start PROVIDED DATA

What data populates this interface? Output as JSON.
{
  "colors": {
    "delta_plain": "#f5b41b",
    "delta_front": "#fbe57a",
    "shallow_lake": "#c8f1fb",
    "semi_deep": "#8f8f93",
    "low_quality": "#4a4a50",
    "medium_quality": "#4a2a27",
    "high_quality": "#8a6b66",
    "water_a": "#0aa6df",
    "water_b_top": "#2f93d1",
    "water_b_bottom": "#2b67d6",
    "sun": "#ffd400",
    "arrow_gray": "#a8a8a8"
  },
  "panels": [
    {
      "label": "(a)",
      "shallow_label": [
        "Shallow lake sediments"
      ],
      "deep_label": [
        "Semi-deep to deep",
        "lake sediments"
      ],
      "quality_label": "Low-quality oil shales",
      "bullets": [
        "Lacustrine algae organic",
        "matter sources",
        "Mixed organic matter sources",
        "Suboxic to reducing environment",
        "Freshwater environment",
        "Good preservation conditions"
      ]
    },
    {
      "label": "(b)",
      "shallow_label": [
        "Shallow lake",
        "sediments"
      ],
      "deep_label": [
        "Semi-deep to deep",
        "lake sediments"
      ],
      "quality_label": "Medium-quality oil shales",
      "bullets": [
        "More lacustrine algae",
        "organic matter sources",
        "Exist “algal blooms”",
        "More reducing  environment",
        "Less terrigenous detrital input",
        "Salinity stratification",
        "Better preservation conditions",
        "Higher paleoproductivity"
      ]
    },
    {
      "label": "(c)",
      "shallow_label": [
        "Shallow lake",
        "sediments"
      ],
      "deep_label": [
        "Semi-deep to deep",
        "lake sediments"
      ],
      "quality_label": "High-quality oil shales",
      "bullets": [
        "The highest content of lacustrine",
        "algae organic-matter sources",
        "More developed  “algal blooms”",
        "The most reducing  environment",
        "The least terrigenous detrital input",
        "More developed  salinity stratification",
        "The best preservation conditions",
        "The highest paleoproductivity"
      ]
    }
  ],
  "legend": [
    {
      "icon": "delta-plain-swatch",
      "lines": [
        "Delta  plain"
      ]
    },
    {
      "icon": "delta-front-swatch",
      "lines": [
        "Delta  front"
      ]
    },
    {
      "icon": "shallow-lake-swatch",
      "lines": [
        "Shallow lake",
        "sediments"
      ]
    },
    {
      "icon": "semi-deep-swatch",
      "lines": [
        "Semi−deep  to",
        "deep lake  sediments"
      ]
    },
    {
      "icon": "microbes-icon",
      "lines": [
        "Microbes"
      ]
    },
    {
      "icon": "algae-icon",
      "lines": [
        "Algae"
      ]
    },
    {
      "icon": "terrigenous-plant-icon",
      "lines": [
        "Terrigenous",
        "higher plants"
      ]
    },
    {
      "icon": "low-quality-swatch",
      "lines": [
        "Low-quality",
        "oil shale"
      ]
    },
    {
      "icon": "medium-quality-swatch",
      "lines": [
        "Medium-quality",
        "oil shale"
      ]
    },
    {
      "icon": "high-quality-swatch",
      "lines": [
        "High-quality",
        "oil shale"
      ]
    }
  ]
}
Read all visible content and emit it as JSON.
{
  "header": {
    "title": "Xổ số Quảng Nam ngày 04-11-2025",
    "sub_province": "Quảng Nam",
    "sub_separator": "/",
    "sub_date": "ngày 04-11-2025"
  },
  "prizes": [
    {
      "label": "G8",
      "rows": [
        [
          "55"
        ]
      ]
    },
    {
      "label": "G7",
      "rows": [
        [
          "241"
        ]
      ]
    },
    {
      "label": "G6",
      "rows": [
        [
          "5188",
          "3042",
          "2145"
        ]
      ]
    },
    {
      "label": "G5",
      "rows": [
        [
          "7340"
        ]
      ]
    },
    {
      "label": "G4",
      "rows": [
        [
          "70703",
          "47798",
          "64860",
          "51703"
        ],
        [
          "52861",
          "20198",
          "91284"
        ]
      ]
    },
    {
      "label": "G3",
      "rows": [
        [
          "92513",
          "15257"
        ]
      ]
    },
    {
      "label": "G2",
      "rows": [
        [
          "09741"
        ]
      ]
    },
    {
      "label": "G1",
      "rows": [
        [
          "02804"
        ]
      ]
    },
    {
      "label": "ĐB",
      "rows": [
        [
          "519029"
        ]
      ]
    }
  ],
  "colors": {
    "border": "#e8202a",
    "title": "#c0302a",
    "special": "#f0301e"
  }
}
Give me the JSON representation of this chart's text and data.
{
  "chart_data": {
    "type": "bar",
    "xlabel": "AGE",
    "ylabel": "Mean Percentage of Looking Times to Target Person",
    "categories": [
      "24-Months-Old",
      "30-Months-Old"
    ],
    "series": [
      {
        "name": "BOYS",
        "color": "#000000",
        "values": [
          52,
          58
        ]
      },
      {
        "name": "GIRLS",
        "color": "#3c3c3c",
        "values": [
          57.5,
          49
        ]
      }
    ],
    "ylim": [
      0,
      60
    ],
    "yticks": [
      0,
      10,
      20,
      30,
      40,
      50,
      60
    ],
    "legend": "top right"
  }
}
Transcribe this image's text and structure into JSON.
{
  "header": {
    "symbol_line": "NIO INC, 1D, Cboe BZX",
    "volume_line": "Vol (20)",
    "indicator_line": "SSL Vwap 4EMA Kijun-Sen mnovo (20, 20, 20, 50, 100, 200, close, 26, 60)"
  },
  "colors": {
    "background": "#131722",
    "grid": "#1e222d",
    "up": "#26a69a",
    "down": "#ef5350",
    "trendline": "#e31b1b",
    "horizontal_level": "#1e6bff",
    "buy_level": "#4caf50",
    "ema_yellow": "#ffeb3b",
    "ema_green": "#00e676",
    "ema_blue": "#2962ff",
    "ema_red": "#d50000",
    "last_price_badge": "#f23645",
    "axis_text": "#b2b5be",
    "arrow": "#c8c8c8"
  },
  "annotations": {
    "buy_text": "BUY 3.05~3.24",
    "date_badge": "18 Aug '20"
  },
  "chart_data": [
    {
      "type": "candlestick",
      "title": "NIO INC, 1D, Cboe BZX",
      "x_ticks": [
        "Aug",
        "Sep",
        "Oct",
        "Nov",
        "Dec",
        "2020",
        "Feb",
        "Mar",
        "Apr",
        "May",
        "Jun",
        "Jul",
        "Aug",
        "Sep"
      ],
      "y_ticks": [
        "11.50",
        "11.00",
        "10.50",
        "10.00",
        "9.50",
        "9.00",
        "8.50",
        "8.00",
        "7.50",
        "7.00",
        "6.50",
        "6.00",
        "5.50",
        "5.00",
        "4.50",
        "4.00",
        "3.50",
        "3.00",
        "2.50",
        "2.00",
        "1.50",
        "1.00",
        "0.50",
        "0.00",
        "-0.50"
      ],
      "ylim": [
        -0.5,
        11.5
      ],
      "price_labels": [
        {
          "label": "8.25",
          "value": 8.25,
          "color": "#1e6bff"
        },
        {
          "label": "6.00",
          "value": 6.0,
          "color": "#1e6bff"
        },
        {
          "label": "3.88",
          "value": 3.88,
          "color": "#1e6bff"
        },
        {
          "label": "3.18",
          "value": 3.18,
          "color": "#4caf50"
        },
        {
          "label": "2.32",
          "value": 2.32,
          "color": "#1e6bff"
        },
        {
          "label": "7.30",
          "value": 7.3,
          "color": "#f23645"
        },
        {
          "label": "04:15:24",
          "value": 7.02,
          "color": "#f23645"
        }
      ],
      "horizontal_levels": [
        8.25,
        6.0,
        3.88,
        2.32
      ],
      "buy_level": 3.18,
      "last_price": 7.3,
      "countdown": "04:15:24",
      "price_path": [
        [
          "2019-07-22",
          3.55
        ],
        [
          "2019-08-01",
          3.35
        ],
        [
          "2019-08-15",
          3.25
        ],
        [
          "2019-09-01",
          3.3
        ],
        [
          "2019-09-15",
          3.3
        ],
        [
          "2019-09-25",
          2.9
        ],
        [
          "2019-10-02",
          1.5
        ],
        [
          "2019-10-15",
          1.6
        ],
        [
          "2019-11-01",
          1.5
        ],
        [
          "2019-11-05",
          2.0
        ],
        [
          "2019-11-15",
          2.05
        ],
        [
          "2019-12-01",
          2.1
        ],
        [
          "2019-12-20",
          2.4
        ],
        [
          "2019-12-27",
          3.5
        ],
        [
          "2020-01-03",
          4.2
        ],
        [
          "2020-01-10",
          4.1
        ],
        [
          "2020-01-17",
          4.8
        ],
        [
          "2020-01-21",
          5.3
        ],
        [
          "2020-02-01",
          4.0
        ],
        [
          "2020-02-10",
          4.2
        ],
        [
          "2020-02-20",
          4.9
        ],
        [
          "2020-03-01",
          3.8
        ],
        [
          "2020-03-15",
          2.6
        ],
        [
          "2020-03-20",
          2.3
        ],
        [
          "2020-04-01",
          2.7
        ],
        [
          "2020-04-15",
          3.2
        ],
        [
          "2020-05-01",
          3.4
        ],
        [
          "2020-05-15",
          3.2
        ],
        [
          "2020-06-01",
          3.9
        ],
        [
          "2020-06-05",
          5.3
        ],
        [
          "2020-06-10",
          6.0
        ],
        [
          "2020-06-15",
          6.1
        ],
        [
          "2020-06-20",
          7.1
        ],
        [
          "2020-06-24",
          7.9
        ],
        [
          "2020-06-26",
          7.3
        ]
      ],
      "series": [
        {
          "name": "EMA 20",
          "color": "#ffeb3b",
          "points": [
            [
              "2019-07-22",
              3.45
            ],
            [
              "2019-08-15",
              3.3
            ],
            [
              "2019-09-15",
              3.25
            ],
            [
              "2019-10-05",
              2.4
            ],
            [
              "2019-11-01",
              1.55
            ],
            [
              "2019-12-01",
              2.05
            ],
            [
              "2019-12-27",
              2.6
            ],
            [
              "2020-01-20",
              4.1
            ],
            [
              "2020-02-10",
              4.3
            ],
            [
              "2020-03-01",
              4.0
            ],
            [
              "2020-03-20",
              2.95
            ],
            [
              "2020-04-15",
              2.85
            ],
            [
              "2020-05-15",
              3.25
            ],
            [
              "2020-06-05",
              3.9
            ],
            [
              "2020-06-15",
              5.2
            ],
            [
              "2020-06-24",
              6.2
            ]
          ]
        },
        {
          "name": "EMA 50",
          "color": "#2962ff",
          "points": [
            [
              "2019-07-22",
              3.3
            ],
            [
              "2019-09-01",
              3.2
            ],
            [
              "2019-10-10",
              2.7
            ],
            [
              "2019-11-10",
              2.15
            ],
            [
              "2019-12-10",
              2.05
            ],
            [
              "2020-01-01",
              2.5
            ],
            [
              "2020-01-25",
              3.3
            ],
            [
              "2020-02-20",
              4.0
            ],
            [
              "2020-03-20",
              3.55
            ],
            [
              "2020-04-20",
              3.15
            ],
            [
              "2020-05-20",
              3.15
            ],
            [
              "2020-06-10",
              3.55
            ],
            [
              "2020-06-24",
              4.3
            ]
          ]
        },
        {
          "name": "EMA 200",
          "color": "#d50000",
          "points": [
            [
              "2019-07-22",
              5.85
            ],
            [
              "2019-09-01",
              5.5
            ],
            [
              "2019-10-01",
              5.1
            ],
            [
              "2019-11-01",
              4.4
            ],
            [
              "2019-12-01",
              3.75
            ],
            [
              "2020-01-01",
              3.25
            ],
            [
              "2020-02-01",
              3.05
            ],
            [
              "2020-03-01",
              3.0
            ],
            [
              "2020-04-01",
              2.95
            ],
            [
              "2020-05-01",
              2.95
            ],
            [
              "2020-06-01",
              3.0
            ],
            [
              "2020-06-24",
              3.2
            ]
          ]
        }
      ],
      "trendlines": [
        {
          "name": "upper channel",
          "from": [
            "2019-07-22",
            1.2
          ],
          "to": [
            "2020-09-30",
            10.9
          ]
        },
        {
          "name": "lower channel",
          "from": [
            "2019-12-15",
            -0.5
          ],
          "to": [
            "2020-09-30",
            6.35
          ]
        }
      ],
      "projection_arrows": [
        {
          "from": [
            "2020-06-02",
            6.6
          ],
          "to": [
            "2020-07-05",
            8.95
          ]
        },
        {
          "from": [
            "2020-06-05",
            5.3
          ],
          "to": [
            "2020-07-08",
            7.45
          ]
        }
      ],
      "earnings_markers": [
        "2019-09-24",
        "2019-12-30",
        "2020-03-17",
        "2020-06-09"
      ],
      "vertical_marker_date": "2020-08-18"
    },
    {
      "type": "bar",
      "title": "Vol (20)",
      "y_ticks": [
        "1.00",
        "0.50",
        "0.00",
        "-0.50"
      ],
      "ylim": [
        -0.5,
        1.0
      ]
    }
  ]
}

end PROVIDED DATA

Copy every line of the listing containing the string "channel".

          "name": "upper channel",
          "name": "lower channel",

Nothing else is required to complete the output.